Given exercise: Copy out every record below with complete accuracy.

Input records:
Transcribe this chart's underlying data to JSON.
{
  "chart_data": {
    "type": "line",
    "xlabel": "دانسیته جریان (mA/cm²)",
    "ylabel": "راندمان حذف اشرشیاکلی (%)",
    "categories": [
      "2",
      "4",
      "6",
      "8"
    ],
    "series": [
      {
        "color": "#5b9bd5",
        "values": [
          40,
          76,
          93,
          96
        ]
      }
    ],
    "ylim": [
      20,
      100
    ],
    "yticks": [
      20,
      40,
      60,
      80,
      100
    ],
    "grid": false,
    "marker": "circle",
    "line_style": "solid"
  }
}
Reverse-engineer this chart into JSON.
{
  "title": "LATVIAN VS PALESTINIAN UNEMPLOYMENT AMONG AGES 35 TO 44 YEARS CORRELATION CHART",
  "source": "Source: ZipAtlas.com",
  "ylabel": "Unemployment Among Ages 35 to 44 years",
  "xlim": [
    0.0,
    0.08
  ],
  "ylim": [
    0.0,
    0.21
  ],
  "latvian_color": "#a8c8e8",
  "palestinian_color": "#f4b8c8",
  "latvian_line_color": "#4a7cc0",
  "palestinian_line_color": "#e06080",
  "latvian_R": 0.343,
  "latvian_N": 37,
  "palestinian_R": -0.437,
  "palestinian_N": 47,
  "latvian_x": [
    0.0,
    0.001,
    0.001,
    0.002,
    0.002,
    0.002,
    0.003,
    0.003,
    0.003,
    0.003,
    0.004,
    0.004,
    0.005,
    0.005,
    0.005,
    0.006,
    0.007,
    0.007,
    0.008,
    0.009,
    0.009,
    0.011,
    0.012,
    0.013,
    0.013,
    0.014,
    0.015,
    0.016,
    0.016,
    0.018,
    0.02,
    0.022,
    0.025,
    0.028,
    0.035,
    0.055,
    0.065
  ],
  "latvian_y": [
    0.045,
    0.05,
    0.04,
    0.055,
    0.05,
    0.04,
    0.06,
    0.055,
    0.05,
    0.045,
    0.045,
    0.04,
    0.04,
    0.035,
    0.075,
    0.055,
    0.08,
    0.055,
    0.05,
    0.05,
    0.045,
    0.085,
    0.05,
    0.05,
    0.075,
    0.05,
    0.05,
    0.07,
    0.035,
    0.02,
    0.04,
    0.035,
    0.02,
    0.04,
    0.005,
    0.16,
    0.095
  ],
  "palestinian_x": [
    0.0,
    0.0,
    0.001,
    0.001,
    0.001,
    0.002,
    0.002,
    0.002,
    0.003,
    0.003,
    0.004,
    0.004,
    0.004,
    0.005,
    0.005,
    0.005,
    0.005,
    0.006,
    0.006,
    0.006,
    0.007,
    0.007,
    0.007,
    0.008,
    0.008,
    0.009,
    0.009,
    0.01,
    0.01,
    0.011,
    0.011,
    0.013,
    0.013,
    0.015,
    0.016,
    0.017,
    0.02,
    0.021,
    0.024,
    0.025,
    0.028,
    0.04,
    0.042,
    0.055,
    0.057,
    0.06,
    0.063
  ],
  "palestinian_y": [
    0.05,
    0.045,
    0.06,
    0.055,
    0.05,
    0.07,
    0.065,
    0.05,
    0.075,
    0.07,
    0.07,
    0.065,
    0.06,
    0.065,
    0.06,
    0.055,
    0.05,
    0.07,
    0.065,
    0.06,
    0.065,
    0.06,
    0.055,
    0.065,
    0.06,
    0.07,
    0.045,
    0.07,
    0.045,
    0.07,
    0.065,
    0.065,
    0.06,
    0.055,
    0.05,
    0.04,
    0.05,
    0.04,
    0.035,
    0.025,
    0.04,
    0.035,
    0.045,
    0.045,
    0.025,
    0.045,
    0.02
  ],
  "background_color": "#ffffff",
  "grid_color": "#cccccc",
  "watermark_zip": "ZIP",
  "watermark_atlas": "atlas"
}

Response:
Transcribe this chart's underlying data to JSON.
{
  "chart_data": {
    "type": "line",
    "xlabel": "دانسیته جریان (mA/cm²)",
    "ylabel": "راندمان حذف اشرشیاکلی (%)",
    "categories": [
      "2",
      "4",
      "6",
      "8"
    ],
    "series": [
      {
        "color": "#5b9bd5",
        "values": [
          40,
          76,
          93,
          96
        ]
      }
    ],
    "ylim": [
      20,
      100
    ],
    "yticks": [
      20,
      40,
      60,
      80,
      100
    ],
    "grid": false,
    "marker": "circle",
    "line_style": "solid"
  }
}
Reverse-engineer this chart into JSON.
{
  "title": "LATVIAN VS PALESTINIAN UNEMPLOYMENT AMONG AGES 35 TO 44 YEARS CORRELATION CHART",
  "source": "Source: ZipAtlas.com",
  "ylabel": "Unemployment Among Ages 35 to 44 years",
  "xlim": [
    0.0,
    0.08
  ],
  "ylim": [
    0.0,
    0.21
  ],
  "latvian_color": "#a8c8e8",
  "palestinian_color": "#f4b8c8",
  "latvian_line_color": "#4a7cc0",
  "palestinian_line_color": "#e06080",
  "latvian_R": 0.343,
  "latvian_N": 37,
  "palestinian_R": -0.437,
  "palestinian_N": 47,
  "latvian_x": [
    0.0,
    0.001,
    0.001,
    0.002,
    0.002,
    0.002,
    0.003,
    0.003,
    0.003,
    0.003,
    0.004,
    0.004,
    0.005,
    0.005,
    0.005,
    0.006,
    0.007,
    0.007,
    0.008,
    0.009,
    0.009,
    0.011,
    0.012,
    0.013,
    0.013,
    0.014,
    0.015,
    0.016,
    0.016,
    0.018,
    0.02,
    0.022,
    0.025,
    0.028,
    0.035,
    0.055,
    0.065
  ],
  "latvian_y": [
    0.045,
    0.05,
    0.04,
    0.055,
    0.05,
    0.04,
    0.06,
    0.055,
    0.05,
    0.045,
    0.045,
    0.04,
    0.04,
    0.035,
    0.075,
    0.055,
    0.08,
    0.055,
    0.05,
    0.05,
    0.045,
    0.085,
    0.05,
    0.05,
    0.075,
    0.05,
    0.05,
    0.07,
    0.035,
    0.02,
    0.04,
    0.035,
    0.02,
    0.04,
    0.005,
    0.16,
    0.095
  ],
  "palestinian_x": [
    0.0,
    0.0,
    0.001,
    0.001,
    0.001,
    0.002,
    0.002,
    0.002,
    0.003,
    0.003,
    0.004,
    0.004,
    0.004,
    0.005,
    0.005,
    0.005,
    0.005,
    0.006,
    0.006,
    0.006,
    0.007,
    0.007,
    0.007,
    0.008,
    0.008,
    0.009,
    0.009,
    0.01,
    0.01,
    0.011,
    0.011,
    0.013,
    0.013,
    0.015,
    0.016,
    0.017,
    0.02,
    0.021,
    0.024,
    0.025,
    0.028,
    0.04,
    0.042,
    0.055,
    0.057,
    0.06,
    0.063
  ],
  "palestinian_y": [
    0.05,
    0.045,
    0.06,
    0.055,
    0.05,
    0.07,
    0.065,
    0.05,
    0.075,
    0.07,
    0.07,
    0.065,
    0.06,
    0.065,
    0.06,
    0.055,
    0.05,
    0.07,
    0.065,
    0.06,
    0.065,
    0.06,
    0.055,
    0.065,
    0.06,
    0.07,
    0.045,
    0.07,
    0.045,
    0.07,
    0.065,
    0.065,
    0.06,
    0.055,
    0.05,
    0.04,
    0.05,
    0.04,
    0.035,
    0.025,
    0.04,
    0.035,
    0.045,
    0.045,
    0.025,
    0.045,
    0.02
  ],
  "background_color": "#ffffff",
  "grid_color": "#cccccc",
  "watermark_zip": "ZIP",
  "watermark_atlas": "atlas"
}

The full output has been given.